_WORK TO BE COMPLETED:_ Output the material below in its entirety, exactly as given.

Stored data
======

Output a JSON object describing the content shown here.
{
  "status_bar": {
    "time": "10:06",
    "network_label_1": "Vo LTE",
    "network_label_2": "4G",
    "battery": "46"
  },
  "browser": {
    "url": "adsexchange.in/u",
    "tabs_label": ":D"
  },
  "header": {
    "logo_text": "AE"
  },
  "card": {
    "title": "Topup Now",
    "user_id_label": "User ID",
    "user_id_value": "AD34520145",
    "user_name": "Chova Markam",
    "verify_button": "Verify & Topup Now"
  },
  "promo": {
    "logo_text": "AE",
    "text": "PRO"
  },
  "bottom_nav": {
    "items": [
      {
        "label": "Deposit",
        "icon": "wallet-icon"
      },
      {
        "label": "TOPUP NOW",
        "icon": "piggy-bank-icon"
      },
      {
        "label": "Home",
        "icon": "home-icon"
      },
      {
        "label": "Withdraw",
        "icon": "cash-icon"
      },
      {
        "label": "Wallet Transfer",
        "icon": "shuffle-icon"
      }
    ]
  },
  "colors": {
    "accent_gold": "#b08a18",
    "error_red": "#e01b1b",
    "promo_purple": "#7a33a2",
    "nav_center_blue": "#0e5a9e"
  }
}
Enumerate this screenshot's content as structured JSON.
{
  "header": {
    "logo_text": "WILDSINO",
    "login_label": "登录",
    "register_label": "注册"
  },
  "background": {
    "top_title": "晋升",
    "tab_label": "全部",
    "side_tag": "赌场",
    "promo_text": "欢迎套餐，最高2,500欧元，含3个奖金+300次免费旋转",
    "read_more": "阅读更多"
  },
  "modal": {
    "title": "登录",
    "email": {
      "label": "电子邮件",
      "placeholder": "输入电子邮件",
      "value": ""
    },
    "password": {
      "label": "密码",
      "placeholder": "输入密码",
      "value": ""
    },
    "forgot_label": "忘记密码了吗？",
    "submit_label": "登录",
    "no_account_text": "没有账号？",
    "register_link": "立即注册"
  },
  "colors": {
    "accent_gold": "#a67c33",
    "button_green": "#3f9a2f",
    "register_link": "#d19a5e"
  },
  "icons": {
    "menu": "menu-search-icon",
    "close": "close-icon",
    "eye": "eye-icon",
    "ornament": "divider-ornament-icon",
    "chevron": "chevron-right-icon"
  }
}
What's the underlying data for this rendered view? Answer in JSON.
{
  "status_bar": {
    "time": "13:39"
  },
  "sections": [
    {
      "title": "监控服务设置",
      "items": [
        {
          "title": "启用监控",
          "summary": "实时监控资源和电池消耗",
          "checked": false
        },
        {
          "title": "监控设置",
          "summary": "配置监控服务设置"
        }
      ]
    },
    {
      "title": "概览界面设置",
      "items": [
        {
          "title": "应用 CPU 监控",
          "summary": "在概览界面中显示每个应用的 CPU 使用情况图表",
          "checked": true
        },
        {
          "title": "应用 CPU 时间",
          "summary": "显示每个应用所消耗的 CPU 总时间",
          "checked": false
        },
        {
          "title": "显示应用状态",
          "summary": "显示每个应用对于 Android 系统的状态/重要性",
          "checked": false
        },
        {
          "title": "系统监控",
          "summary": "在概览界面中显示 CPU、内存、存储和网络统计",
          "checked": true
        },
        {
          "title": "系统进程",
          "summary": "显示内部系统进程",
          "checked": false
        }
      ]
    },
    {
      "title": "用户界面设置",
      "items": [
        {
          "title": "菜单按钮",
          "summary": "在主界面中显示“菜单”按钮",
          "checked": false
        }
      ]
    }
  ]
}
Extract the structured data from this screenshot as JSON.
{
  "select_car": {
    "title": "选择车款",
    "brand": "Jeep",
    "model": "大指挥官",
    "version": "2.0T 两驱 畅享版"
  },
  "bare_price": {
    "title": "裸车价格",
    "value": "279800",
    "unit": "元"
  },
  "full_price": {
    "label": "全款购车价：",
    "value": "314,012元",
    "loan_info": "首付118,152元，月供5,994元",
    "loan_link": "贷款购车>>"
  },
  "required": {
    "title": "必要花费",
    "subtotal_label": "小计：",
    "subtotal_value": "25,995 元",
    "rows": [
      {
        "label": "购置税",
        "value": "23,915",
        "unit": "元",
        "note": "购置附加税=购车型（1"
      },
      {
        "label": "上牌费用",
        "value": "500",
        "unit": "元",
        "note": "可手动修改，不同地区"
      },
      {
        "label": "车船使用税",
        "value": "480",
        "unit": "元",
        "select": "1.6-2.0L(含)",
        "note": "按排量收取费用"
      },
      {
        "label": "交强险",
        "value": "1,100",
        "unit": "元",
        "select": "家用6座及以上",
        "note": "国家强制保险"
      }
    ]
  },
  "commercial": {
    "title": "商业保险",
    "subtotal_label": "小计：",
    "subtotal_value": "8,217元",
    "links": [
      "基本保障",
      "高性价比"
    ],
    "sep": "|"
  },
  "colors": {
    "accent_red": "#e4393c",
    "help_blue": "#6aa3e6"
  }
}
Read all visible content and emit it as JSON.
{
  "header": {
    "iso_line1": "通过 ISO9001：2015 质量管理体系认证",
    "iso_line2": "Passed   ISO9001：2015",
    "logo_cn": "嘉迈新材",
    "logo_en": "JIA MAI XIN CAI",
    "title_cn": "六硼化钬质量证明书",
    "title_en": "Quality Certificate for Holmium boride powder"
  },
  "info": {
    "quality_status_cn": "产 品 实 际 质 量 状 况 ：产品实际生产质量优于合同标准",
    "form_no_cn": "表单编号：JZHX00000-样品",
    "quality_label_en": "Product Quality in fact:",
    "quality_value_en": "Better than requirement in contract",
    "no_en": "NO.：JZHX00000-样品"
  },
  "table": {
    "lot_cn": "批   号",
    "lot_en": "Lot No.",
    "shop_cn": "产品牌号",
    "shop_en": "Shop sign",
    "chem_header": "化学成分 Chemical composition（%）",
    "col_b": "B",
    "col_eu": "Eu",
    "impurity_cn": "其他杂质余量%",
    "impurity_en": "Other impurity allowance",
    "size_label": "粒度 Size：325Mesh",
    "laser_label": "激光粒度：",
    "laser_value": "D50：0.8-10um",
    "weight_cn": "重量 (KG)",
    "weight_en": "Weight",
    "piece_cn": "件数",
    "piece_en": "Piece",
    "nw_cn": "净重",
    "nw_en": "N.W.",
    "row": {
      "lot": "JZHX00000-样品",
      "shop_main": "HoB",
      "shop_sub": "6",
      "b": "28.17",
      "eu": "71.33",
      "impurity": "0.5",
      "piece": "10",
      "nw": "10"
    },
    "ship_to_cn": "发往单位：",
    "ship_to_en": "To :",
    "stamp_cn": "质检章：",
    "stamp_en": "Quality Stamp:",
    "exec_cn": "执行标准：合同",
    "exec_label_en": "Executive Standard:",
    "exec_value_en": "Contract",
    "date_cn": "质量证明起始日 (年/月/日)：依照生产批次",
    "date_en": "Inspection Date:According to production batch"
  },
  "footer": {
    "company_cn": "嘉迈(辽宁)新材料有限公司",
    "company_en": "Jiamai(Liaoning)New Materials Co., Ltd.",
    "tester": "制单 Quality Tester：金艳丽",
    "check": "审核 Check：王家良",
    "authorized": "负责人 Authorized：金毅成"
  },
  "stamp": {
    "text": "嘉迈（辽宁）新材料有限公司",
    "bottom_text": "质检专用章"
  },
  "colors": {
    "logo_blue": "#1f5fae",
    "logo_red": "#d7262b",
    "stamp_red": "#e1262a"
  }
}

======

_PROBLEM SOLUTION:_
Output a JSON object describing the content shown here.
{
  "status_bar": {
    "time": "10:06",
    "network_label_1": "Vo LTE",
    "network_label_2": "4G",
    "battery": "46"
  },
  "browser": {
    "url": "adsexchange.in/u",
    "tabs_label": ":D"
  },
  "header": {
    "logo_text": "AE"
  },
  "card": {
    "title": "Topup Now",
    "user_id_label": "User ID",
    "user_id_value": "AD34520145",
    "user_name": "Chova Markam",
    "verify_button": "Verify & Topup Now"
  },
  "promo": {
    "logo_text": "AE",
    "text": "PRO"
  },
  "bottom_nav": {
    "items": [
      {
        "label": "Deposit",
        "icon": "wallet-icon"
      },
      {
        "label": "TOPUP NOW",
        "icon": "piggy-bank-icon"
      },
      {
        "label": "Home",
        "icon": "home-icon"
      },
      {
        "label": "Withdraw",
        "icon": "cash-icon"
      },
      {
        "label": "Wallet Transfer",
        "icon": "shuffle-icon"
      }
    ]
  },
  "colors": {
    "accent_gold": "#b08a18",
    "error_red": "#e01b1b",
    "promo_purple": "#7a33a2",
    "nav_center_blue": "#0e5a9e"
  }
}
Enumerate this screenshot's content as structured JSON.
{
  "header": {
    "logo_text": "WILDSINO",
    "login_label": "登录",
    "register_label": "注册"
  },
  "background": {
    "top_title": "晋升",
    "tab_label": "全部",
    "side_tag": "赌场",
    "promo_text": "欢迎套餐，最高2,500欧元，含3个奖金+300次免费旋转",
    "read_more": "阅读更多"
  },
  "modal": {
    "title": "登录",
    "email": {
      "label": "电子邮件",
      "placeholder": "输入电子邮件",
      "value": ""
    },
    "password": {
      "label": "密码",
      "placeholder": "输入密码",
      "value": ""
    },
    "forgot_label": "忘记密码了吗？",
    "submit_label": "登录",
    "no_account_text": "没有账号？",
    "register_link": "立即注册"
  },
  "colors": {
    "accent_gold": "#a67c33",
    "button_green": "#3f9a2f",
    "register_link": "#d19a5e"
  },
  "icons": {
    "menu": "menu-search-icon",
    "close": "close-icon",
    "eye": "eye-icon",
    "ornament": "divider-ornament-icon",
    "chevron": "chevron-right-icon"
  }
}
What's the underlying data for this rendered view? Answer in JSON.
{
  "status_bar": {
    "time": "13:39"
  },
  "sections": [
    {
      "title": "监控服务设置",
      "items": [
        {
          "title": "启用监控",
          "summary": "实时监控资源和电池消耗",
          "checked": false
        },
        {
          "title": "监控设置",
          "summary": "配置监控服务设置"
        }
      ]
    },
    {
      "title": "概览界面设置",
      "items": [
        {
          "title": "应用 CPU 监控",
          "summary": "在概览界面中显示每个应用的 CPU 使用情况图表",
          "checked": true
        },
        {
          "title": "应用 CPU 时间",
          "summary": "显示每个应用所消耗的 CPU 总时间",
          "checked": false
        },
        {
          "title": "显示应用状态",
          "summary": "显示每个应用对于 Android 系统的状态/重要性",
          "checked": false
        },
        {
          "title": "系统监控",
          "summary": "在概览界面中显示 CPU、内存、存储和网络统计",
          "checked": true
        },
        {
          "title": "系统进程",
          "summary": "显示内部系统进程",
          "checked": false
        }
      ]
    },
    {
      "title": "用户界面设置",
      "items": [
        {
          "title": "菜单按钮",
          "summary": "在主界面中显示“菜单”按钮",
          "checked": false
        }
      ]
    }
  ]
}
Extract the structured data from this screenshot as JSON.
{
  "select_car": {
    "title": "选择车款",
    "brand": "Jeep",
    "model": "大指挥官",
    "version": "2.0T 两驱 畅享版"
  },
  "bare_price": {
    "title": "裸车价格",
    "value": "279800",
    "unit": "元"
  },
  "full_price": {
    "label": "全款购车价：",
    "value": "314,012元",
    "loan_info": "首付118,152元，月供5,994元",
    "loan_link": "贷款购车>>"
  },
  "required": {
    "title": "必要花费",
    "subtotal_label": "小计：",
    "subtotal_value": "25,995 元",
    "rows": [
      {
        "label": "购置税",
        "value": "23,915",
        "unit": "元",
        "note": "购置附加税=购车型（1"
      },
      {
        "label": "上牌费用",
        "value": "500",
        "unit": "元",
        "note": "可手动修改，不同地区"
      },
      {
        "label": "车船使用税",
        "value": "480",
        "unit": "元",
        "select": "1.6-2.0L(含)",
        "note": "按排量收取费用"
      },
      {
        "label": "交强险",
        "value": "1,100",
        "unit": "元",
        "select": "家用6座及以上",
        "note": "国家强制保险"
      }
    ]
  },
  "commercial": {
    "title": "商业保险",
    "subtotal_label": "小计：",
    "subtotal_value": "8,217元",
    "links": [
      "基本保障",
      "高性价比"
    ],
    "sep": "|"
  },
  "colors": {
    "accent_red": "#e4393c",
    "help_blue": "#6aa3e6"
  }
}
Read all visible content and emit it as JSON.
{
  "header": {
    "iso_line1": "通过 ISO9001：2015 质量管理体系认证",
    "iso_line2": "Passed   ISO9001：2015",
    "logo_cn": "嘉迈新材",
    "logo_en": "JIA MAI XIN CAI",
    "title_cn": "六硼化钬质量证明书",
    "title_en": "Quality Certificate for Holmium boride powder"
  },
  "info": {
    "quality_status_cn": "产 品 实 际 质 量 状 况 ：产品实际生产质量优于合同标准",
    "form_no_cn": "表单编号：JZHX00000-样品",
    "quality_label_en": "Product Quality in fact:",
    "quality_value_en": "Better than requirement in contract",
    "no_en": "NO.：JZHX00000-样品"
  },
  "table": {
    "lot_cn": "批   号",
    "lot_en": "Lot No.",
    "shop_cn": "产品牌号",
    "shop_en": "Shop sign",
    "chem_header": "化学成分 Chemical composition（%）",
    "col_b": "B",
    "col_eu": "Eu",
    "impurity_cn": "其他杂质余量%",
    "impurity_en": "Other impurity allowance",
    "size_label": "粒度 Size：325Mesh",
    "laser_label": "激光粒度：",
    "laser_value": "D50：0.8-10um",
    "weight_cn": "重量 (KG)",
    "weight_en": "Weight",
    "piece_cn": "件数",
    "piece_en": "Piece",
    "nw_cn": "净重",
    "nw_en": "N.W.",
    "row": {
      "lot": "JZHX00000-样品",
      "shop_main": "HoB",
      "shop_sub": "6",
      "b": "28.17",
      "eu": "71.33",
      "impurity": "0.5",
      "piece": "10",
      "nw": "10"
    },
    "ship_to_cn": "发往单位：",
    "ship_to_en": "To :",
    "stamp_cn": "质检章：",
    "stamp_en": "Quality Stamp:",
    "exec_cn": "执行标准：合同",
    "exec_label_en": "Executive Standard:",
    "exec_value_en": "Contract",
    "date_cn": "质量证明起始日 (年/月/日)：依照生产批次",
    "date_en": "Inspection Date:According to production batch"
  },
  "footer": {
    "company_cn": "嘉迈(辽宁)新材料有限公司",
    "company_en": "Jiamai(Liaoning)New Materials Co., Ltd.",
    "tester": "制单 Quality Tester：金艳丽",
    "check": "审核 Check：王家良",
    "authorized": "负责人 Authorized：金毅成"
  },
  "stamp": {
    "text": "嘉迈（辽宁）新材料有限公司",
    "bottom_text": "质检专用章"
  },
  "colors": {
    "logo_blue": "#1f5fae",
    "logo_red": "#d7262b",
    "stamp_red": "#e1262a"
  }
}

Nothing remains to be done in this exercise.